**What the task requires:** Each entry that appears below should be restated exactly as it is.

*** Data listing ***

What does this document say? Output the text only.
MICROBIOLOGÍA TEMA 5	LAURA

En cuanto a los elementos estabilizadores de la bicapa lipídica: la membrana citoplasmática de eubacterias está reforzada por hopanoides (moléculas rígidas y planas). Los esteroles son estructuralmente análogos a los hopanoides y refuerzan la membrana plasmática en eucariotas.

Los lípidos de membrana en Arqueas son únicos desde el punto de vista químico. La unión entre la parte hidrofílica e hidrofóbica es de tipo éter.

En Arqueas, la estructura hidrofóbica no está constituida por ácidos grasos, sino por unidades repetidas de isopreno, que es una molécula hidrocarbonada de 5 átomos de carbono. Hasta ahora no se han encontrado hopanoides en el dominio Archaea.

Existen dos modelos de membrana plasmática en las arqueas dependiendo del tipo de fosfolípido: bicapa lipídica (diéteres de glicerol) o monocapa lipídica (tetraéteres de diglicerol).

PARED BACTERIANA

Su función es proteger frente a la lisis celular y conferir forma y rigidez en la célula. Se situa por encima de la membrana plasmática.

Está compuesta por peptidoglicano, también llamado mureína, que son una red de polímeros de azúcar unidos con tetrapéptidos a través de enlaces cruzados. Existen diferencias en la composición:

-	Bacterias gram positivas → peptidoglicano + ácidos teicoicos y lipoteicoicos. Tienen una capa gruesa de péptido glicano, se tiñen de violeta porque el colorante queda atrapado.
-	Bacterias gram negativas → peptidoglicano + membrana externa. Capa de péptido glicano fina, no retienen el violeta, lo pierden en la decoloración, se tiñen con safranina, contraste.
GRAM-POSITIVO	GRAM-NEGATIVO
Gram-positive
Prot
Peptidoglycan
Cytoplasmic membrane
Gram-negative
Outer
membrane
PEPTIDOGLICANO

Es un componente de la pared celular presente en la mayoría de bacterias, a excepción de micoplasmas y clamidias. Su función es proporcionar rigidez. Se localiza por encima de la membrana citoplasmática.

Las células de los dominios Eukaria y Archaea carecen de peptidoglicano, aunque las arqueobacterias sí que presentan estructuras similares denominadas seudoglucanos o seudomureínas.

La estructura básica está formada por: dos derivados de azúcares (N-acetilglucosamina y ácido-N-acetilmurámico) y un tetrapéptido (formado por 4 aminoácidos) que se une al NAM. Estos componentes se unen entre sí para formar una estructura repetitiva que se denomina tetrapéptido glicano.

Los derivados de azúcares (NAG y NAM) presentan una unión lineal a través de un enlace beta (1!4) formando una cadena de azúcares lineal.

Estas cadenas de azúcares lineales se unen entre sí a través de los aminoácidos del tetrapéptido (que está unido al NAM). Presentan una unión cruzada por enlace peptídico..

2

***

**Exercise output:**
What does this document say? Output the text only.
MICROBIOLOGÍA TEMA 5	LAURA

En cuanto a los elementos estabilizadores de la bicapa lipídica: la membrana citoplasmática de eubacterias está reforzada por hopanoides (moléculas rígidas y planas). Los esteroles son estructuralmente análogos a los hopanoides y refuerzan la membrana plasmática en eucariotas.

Los lípidos de membrana en Arqueas son únicos desde el punto de vista químico. La unión entre la parte hidrofílica e hidrofóbica es de tipo éter.

En Arqueas, la estructura hidrofóbica no está constituida por ácidos grasos, sino por unidades repetidas de isopreno, que es una molécula hidrocarbonada de 5 átomos de carbono. Hasta ahora no se han encontrado hopanoides en el dominio Archaea.

Existen dos modelos de membrana plasmática en las arqueas dependiendo del tipo de fosfolípido: bicapa lipídica (diéteres de glicerol) o monocapa lipídica (tetraéteres de diglicerol).

PARED BACTERIANA

Su función es proteger frente a la lisis celular y conferir forma y rigidez en la célula. Se situa por encima de la membrana plasmática.

Está compuesta por peptidoglicano, también llamado mureína, que son una red de polímeros de azúcar unidos con tetrapéptidos a través de enlaces cruzados. Existen diferencias en la composición:

-	Bacterias gram positivas → peptidoglicano + ácidos teicoicos y lipoteicoicos. Tienen una capa gruesa de péptido glicano, se tiñen de violeta porque el colorante queda atrapado.
-	Bacterias gram negativas → peptidoglicano + membrana externa. Capa de péptido glicano fina, no retienen el violeta, lo pierden en la decoloración, se tiñen con safranina, contraste.
GRAM-POSITIVO	GRAM-NEGATIVO
Gram-positive
Prot
Peptidoglycan
Cytoplasmic membrane
Gram-negative
Outer
membrane
PEPTIDOGLICANO

Es un componente de la pared celular presente en la mayoría de bacterias, a excepción de micoplasmas y clamidias. Su función es proporcionar rigidez. Se localiza por encima de la membrana citoplasmática.

Las células de los dominios Eukaria y Archaea carecen de peptidoglicano, aunque las arqueobacterias sí que presentan estructuras similares denominadas seudoglucanos o seudomureínas.

La estructura básica está formada por: dos derivados de azúcares (N-acetilglucosamina y ácido-N-acetilmurámico) y un tetrapéptido (formado por 4 aminoácidos) que se une al NAM. Estos componentes se unen entre sí para formar una estructura repetitiva que se denomina tetrapéptido glicano.

Los derivados de azúcares (NAG y NAM) presentan una unión lineal a través de un enlace beta (1!4) formando una cadena de azúcares lineal.

Estas cadenas de azúcares lineales se unen entre sí a través de los aminoácidos del tetrapéptido (que está unido al NAM). Presentan una unión cruzada por enlace peptídico..

2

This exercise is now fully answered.